OBJECTIVE: Return each line containing the string "Aditya".

Stored records:
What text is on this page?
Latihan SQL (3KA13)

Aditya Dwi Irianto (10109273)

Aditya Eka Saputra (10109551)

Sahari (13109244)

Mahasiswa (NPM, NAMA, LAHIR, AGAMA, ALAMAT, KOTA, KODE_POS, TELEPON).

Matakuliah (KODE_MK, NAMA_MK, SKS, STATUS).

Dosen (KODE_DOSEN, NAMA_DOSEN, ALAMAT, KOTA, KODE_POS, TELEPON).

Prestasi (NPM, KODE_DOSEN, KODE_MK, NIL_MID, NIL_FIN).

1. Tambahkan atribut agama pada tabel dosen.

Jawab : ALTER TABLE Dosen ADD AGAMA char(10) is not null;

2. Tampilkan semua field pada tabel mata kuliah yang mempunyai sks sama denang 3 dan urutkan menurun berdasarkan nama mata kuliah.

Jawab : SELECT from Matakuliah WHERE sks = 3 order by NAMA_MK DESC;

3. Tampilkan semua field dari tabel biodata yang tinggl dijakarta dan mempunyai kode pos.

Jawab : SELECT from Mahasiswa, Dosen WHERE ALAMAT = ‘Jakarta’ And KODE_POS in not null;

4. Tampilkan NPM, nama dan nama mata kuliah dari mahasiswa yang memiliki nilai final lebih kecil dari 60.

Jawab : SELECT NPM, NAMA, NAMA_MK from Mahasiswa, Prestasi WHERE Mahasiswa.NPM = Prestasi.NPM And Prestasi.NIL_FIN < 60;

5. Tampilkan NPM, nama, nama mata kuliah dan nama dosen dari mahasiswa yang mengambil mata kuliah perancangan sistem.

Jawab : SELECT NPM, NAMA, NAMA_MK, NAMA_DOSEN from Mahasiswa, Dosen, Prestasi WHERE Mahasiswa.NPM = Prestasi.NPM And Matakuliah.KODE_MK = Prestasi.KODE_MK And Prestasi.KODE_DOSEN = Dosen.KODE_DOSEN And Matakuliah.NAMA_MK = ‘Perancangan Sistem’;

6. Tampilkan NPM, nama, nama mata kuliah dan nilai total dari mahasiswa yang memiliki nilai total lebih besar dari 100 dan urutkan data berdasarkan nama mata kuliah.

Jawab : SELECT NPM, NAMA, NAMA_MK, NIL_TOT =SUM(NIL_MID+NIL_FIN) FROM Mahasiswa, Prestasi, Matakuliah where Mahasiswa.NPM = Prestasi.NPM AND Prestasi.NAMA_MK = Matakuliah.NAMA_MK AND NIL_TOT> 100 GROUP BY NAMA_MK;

RESULT OF THE TASK:
Aditya Dwi Irianto (10109273)
Aditya Eka Saputra (10109551)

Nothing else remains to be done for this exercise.